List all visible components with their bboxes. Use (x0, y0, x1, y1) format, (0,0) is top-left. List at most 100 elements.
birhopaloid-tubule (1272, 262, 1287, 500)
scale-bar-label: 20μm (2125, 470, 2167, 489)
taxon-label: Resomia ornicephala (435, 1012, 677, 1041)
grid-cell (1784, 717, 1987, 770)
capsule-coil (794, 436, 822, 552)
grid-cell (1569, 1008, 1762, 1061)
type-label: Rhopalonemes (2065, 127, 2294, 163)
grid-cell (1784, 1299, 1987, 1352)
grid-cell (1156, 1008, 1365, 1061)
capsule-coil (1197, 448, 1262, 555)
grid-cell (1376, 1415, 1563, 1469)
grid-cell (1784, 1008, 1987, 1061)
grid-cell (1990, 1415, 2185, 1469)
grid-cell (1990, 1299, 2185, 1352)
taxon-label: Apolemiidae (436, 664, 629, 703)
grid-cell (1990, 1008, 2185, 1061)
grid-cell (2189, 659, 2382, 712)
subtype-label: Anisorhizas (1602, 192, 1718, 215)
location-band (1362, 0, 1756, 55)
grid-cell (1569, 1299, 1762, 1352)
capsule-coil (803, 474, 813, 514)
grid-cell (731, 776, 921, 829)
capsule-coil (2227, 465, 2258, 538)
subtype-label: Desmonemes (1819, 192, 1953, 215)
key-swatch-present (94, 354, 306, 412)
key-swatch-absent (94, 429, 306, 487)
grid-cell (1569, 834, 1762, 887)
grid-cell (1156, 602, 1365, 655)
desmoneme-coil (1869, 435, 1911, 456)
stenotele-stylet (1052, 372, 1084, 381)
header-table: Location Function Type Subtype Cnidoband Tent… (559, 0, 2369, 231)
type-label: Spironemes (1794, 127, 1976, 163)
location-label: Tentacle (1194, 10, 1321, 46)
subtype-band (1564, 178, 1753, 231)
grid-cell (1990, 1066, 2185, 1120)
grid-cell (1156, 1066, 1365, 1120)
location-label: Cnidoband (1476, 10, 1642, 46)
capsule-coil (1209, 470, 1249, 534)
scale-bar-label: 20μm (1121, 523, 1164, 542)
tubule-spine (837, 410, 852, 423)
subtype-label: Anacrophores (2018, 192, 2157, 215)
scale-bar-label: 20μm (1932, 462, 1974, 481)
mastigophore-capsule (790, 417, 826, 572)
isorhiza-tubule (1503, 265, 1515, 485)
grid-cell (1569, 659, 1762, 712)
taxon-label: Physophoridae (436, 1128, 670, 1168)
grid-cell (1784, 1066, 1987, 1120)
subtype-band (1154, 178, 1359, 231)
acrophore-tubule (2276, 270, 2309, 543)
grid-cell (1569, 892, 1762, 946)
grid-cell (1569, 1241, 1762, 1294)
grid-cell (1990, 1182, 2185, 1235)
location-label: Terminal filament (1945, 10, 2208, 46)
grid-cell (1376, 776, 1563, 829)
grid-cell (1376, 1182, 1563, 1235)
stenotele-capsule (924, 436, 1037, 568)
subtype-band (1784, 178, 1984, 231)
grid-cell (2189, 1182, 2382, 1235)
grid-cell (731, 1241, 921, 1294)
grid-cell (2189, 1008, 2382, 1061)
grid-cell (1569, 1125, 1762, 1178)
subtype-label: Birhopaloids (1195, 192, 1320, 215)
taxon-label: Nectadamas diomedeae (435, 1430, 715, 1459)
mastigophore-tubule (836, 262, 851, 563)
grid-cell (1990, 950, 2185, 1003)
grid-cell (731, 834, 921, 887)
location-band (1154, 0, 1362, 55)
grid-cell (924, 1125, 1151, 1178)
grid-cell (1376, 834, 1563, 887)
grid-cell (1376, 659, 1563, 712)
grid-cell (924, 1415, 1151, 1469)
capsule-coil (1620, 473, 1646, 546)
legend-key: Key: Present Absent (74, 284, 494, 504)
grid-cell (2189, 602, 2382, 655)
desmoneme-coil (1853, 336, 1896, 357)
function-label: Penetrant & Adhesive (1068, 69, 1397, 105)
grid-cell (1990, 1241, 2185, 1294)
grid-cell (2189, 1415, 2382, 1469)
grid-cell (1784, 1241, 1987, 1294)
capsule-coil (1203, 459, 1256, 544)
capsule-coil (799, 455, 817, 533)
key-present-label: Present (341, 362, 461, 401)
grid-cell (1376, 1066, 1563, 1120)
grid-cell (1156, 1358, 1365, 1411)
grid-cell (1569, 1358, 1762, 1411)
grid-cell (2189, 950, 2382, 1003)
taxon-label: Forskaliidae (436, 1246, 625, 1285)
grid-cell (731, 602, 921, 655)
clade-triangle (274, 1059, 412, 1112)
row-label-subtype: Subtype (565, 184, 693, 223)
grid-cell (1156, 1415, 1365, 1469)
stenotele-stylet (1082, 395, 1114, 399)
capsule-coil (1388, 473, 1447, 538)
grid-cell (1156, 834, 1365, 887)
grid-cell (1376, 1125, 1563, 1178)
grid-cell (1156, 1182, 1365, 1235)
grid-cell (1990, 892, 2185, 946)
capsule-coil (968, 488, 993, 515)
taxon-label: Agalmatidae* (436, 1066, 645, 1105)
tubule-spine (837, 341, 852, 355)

◇ ◇ ◇ ◇

Rewrite the listing, changing every "capsule-coil" to "nematocyst-coil" and leaving everything else as it is.

List all visible components with their bboxes. Use (x0, y0, x1, y1) format, (0,0) is top-left. List at most 100 elements.
birhopaloid-tubule (1272, 262, 1287, 500)
scale-bar-label: 20μm (2125, 470, 2167, 489)
taxon-label: Resomia ornicephala (435, 1012, 677, 1041)
grid-cell (1784, 717, 1987, 770)
nematocyst-coil (794, 436, 822, 552)
grid-cell (1569, 1008, 1762, 1061)
type-label: Rhopalonemes (2065, 127, 2294, 163)
grid-cell (1784, 1299, 1987, 1352)
grid-cell (1156, 1008, 1365, 1061)
nematocyst-coil (1197, 448, 1262, 555)
grid-cell (1376, 1415, 1563, 1469)
grid-cell (1784, 1008, 1987, 1061)
grid-cell (1990, 1415, 2185, 1469)
grid-cell (1990, 1299, 2185, 1352)
taxon-label: Apolemiidae (436, 664, 629, 703)
grid-cell (1990, 1008, 2185, 1061)
grid-cell (2189, 659, 2382, 712)
subtype-label: Anisorhizas (1602, 192, 1718, 215)
location-band (1362, 0, 1756, 55)
grid-cell (1569, 1299, 1762, 1352)
nematocyst-coil (803, 474, 813, 514)
grid-cell (731, 776, 921, 829)
nematocyst-coil (2227, 465, 2258, 538)
subtype-label: Desmonemes (1819, 192, 1953, 215)
key-swatch-present (94, 354, 306, 412)
key-swatch-absent (94, 429, 306, 487)
grid-cell (1569, 834, 1762, 887)
grid-cell (1156, 602, 1365, 655)
desmoneme-coil (1869, 435, 1911, 456)
stenotele-stylet (1052, 372, 1084, 381)
header-table: Location Function Type Subtype Cnidoband Tent… (559, 0, 2369, 231)
type-label: Spironemes (1794, 127, 1976, 163)
location-label: Tentacle (1194, 10, 1321, 46)
subtype-band (1564, 178, 1753, 231)
grid-cell (1990, 1066, 2185, 1120)
grid-cell (1156, 1066, 1365, 1120)
location-label: Cnidoband (1476, 10, 1642, 46)
nematocyst-coil (1209, 470, 1249, 534)
scale-bar-label: 20μm (1121, 523, 1164, 542)
tubule-spine (837, 410, 852, 423)
subtype-label: Anacrophores (2018, 192, 2157, 215)
scale-bar-label: 20μm (1932, 462, 1974, 481)
mastigophore-capsule (790, 417, 826, 572)
isorhiza-tubule (1503, 265, 1515, 485)
grid-cell (1569, 659, 1762, 712)
taxon-label: Physophoridae (436, 1128, 670, 1168)
grid-cell (1784, 1066, 1987, 1120)
subtype-band (1154, 178, 1359, 231)
acrophore-tubule (2276, 270, 2309, 543)
grid-cell (1569, 892, 1762, 946)
grid-cell (1569, 1241, 1762, 1294)
grid-cell (1990, 1182, 2185, 1235)
location-label: Terminal filament (1945, 10, 2208, 46)
grid-cell (1376, 776, 1563, 829)
grid-cell (1376, 1182, 1563, 1235)
stenotele-capsule (924, 436, 1037, 568)
subtype-band (1784, 178, 1984, 231)
grid-cell (2189, 1182, 2382, 1235)
grid-cell (731, 1241, 921, 1294)
grid-cell (2189, 1008, 2382, 1061)
grid-cell (1569, 1125, 1762, 1178)
subtype-label: Birhopaloids (1195, 192, 1320, 215)
taxon-label: Nectadamas diomedeae (435, 1430, 715, 1459)
mastigophore-tubule (836, 262, 851, 563)
grid-cell (1990, 950, 2185, 1003)
grid-cell (731, 834, 921, 887)
location-band (1154, 0, 1362, 55)
grid-cell (924, 1125, 1151, 1178)
grid-cell (1376, 834, 1563, 887)
grid-cell (1376, 659, 1563, 712)
grid-cell (924, 1415, 1151, 1469)
nematocyst-coil (1620, 473, 1646, 546)
legend-key: Key: Present Absent (74, 284, 494, 504)
grid-cell (2189, 602, 2382, 655)
desmoneme-coil (1853, 336, 1896, 357)
function-label: Penetrant & Adhesive (1068, 69, 1397, 105)
grid-cell (1990, 1241, 2185, 1294)
grid-cell (2189, 1415, 2382, 1469)
grid-cell (1784, 1241, 1987, 1294)
nematocyst-coil (1203, 459, 1256, 544)
nematocyst-coil (799, 455, 817, 533)
key-present-label: Present (341, 362, 461, 401)
grid-cell (1376, 1066, 1563, 1120)
grid-cell (1156, 1358, 1365, 1411)
grid-cell (1569, 1358, 1762, 1411)
grid-cell (2189, 950, 2382, 1003)
taxon-label: Forskaliidae (436, 1246, 625, 1285)
grid-cell (731, 602, 921, 655)
clade-triangle (274, 1059, 412, 1112)
row-label-subtype: Subtype (565, 184, 693, 223)
grid-cell (1156, 1415, 1365, 1469)
stenotele-stylet (1082, 395, 1114, 399)
nematocyst-coil (1388, 473, 1447, 538)
grid-cell (1156, 834, 1365, 887)
grid-cell (1376, 1125, 1563, 1178)
grid-cell (1156, 1182, 1365, 1235)
grid-cell (1990, 892, 2185, 946)
nematocyst-coil (968, 488, 993, 515)
taxon-label: Agalmatidae* (436, 1066, 645, 1105)
tubule-spine (837, 341, 852, 355)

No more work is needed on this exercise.